■ **EXERCISE DIRECTIONS**
Leaving out every picture, quote the data below exactly as it appears.

■ **ENTRIES SHOWN**

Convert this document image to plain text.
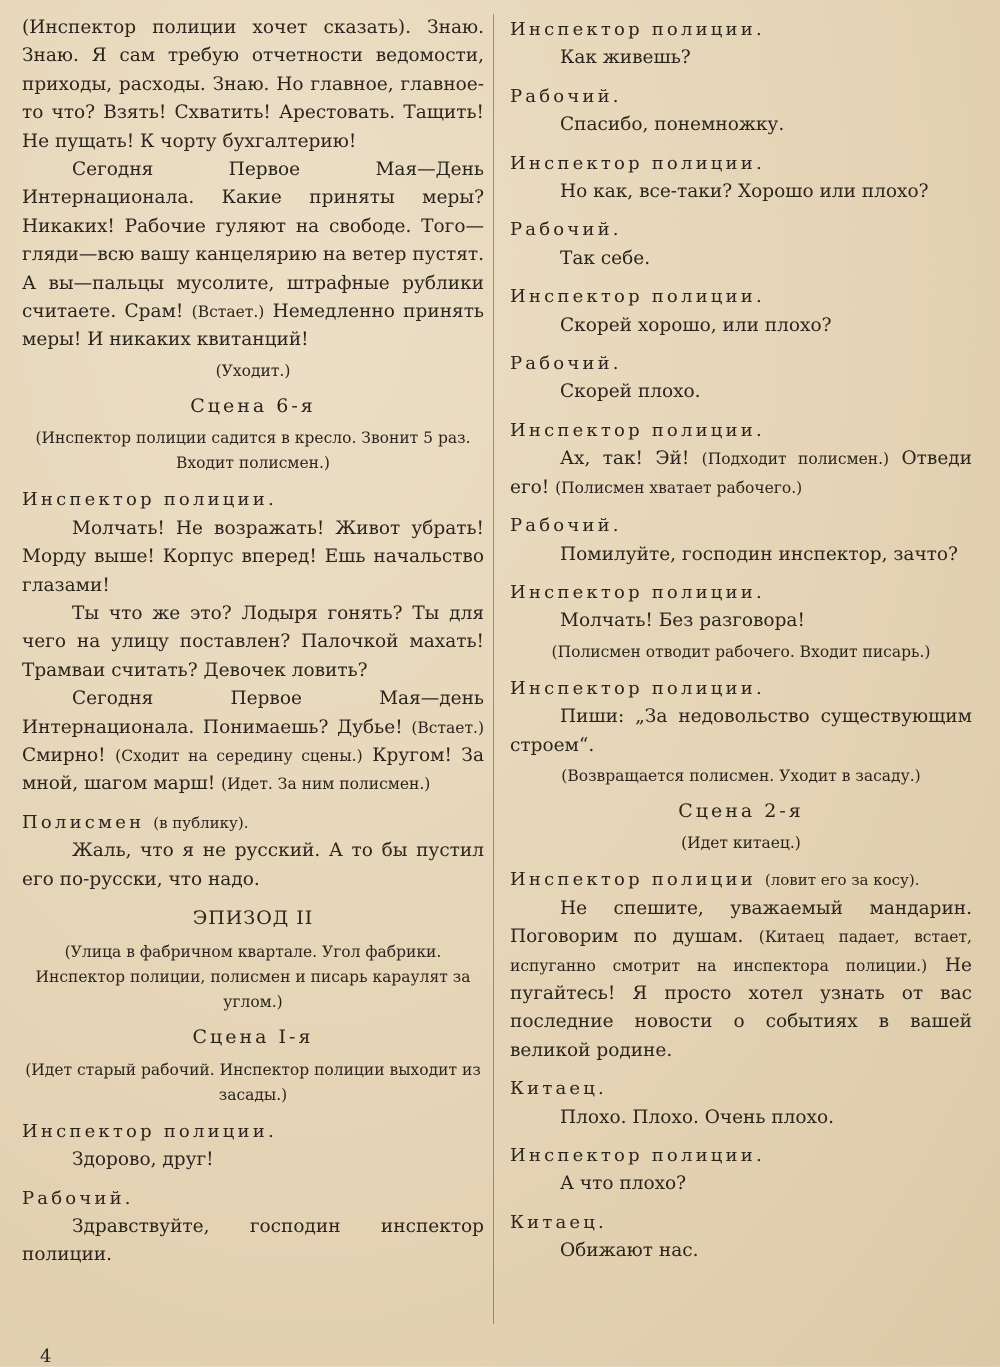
(Инспектор полиции хочет сказать). Знаю. Знаю. Я сам требую отчетности ведомости, приходы, расходы. Знаю. Но главное, главное-то что? Взять! Схватить! Арестовать. Тащить! Не пущать! К чорту бухгалтерию!

Сегодня Первое Мая—День Интернационала. Какие приняты меры? Никаких! Рабочие гуляют на свободе. Того—гляди—всю вашу канцелярию на ветер пустят. А вы—пальцы мусолите, штрафные рублики считаете. Срам! (Встает.) Немедленно принять меры! И никаких квитанций!

(Уходит.)

Сцена 6-я

(Инспектор полиции садится в кресло. Звонит 5 раз. Входит полисмен.)

Инспектор полиции.

Молчать! Не возражать! Живот убрать! Морду выше! Корпус вперед! Ешь начальство глазами!

Ты что же это? Лодыря гонять? Ты для чего на улицу поставлен? Палочкой махать! Трамваи считать? Девочек ловить?

Сегодня Первое Мая—день Интернационала. Понимаешь? Дубье! (Встает.) Смирно! (Сходит на середину сцены.) Кругом! За мной, шагом марш! (Идет. За ним полисмен.)

Полисмен (в публику).

Жаль, что я не русский. А то бы пустил его по-русски, что надо.

ЭПИЗОД II

(Улица в фабричном квартале. Угол фабрики. Инспектор полиции, полисмен и писарь караулят за углом.)

Сцена I-я

(Идет старый рабочий. Инспектор полиции выходит из засады.)

Инспектор полиции.

Здорово, друг!

Рабочий.

Здравствуйте, господин инспектор полиции.

Инспектор полиции.

Как живешь?

Рабочий.

Спасибо, понемножку.

Инспектор полиции.

Но как, все-таки? Хорошо или плохо?

Рабочий.

Так себе.

Инспектор полиции.

Скорей хорошо, или плохо?

Рабочий.

Скорей плохо.

Инспектор полиции.

Ах, так! Эй! (Подходит полисмен.) Отведи его! (Полисмен хватает рабочего.)

Рабочий.

Помилуйте, господин инспектор, зачто?

Инспектор полиции.

Молчать! Без разговора!

(Полисмен отводит рабочего. Входит писарь.)

Инспектор полиции.

Пиши: „За недовольство существующим строем“.

(Возвращается полисмен. Уходит в засаду.)

Сцена 2-я

(Идет китаец.)

Инспектор полиции (ловит его за косу).

Не спешите, уважаемый мандарин. Поговорим по душам. (Китаец падает, встает, испуганно смотрит на инспектора полиции.) Не пугайтесь! Я просто хотел узнать от вас последние новости о событиях в вашей великой родине.

Китаец.

Плохо. Плохо. Очень плохо.

Инспектор полиции.

А что плохо?

Китаец.

Обижают нас.

4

■ **THE OUTPUT**
Convert this document image to plain text.
(Инспектор полиции хочет сказать). Знаю. Знаю. Я сам требую отчетности ведомости, приходы, расходы. Знаю. Но главное, главное-то что? Взять! Схватить! Арестовать. Тащить! Не пущать! К чорту бухгалтерию!

Сегодня Первое Мая—День Интернационала. Какие приняты меры? Никаких! Рабочие гуляют на свободе. Того—гляди—всю вашу канцелярию на ветер пустят. А вы—пальцы мусолите, штрафные рублики считаете. Срам! (Встает.) Немедленно принять меры! И никаких квитанций!

(Уходит.)

Сцена 6-я

(Инспектор полиции садится в кресло. Звонит 5 раз. Входит полисмен.)

Инспектор полиции.

Молчать! Не возражать! Живот убрать! Морду выше! Корпус вперед! Ешь начальство глазами!

Ты что же это? Лодыря гонять? Ты для чего на улицу поставлен? Палочкой махать! Трамваи считать? Девочек ловить?

Сегодня Первое Мая—день Интернационала. Понимаешь? Дубье! (Встает.) Смирно! (Сходит на середину сцены.) Кругом! За мной, шагом марш! (Идет. За ним полисмен.)

Полисмен (в публику).

Жаль, что я не русский. А то бы пустил его по-русски, что надо.

ЭПИЗОД II

(Улица в фабричном квартале. Угол фабрики. Инспектор полиции, полисмен и писарь караулят за углом.)

Сцена I-я

(Идет старый рабочий. Инспектор полиции выходит из засады.)

Инспектор полиции.

Здорово, друг!

Рабочий.

Здравствуйте, господин инспектор полиции.

Инспектор полиции.

Как живешь?

Рабочий.

Спасибо, понемножку.

Инспектор полиции.

Но как, все-таки? Хорошо или плохо?

Рабочий.

Так себе.

Инспектор полиции.

Скорей хорошо, или плохо?

Рабочий.

Скорей плохо.

Инспектор полиции.

Ах, так! Эй! (Подходит полисмен.) Отведи его! (Полисмен хватает рабочего.)

Рабочий.

Помилуйте, господин инспектор, зачто?

Инспектор полиции.

Молчать! Без разговора!

(Полисмен отводит рабочего. Входит писарь.)

Инспектор полиции.

Пиши: „За недовольство существующим строем“.

(Возвращается полисмен. Уходит в засаду.)

Сцена 2-я

(Идет китаец.)

Инспектор полиции (ловит его за косу).

Не спешите, уважаемый мандарин. Поговорим по душам. (Китаец падает, встает, испуганно смотрит на инспектора полиции.) Не пугайтесь! Я просто хотел узнать от вас последние новости о событиях в вашей великой родине.

Китаец.

Плохо. Плохо. Очень плохо.

Инспектор полиции.

А что плохо?

Китаец.

Обижают нас.

4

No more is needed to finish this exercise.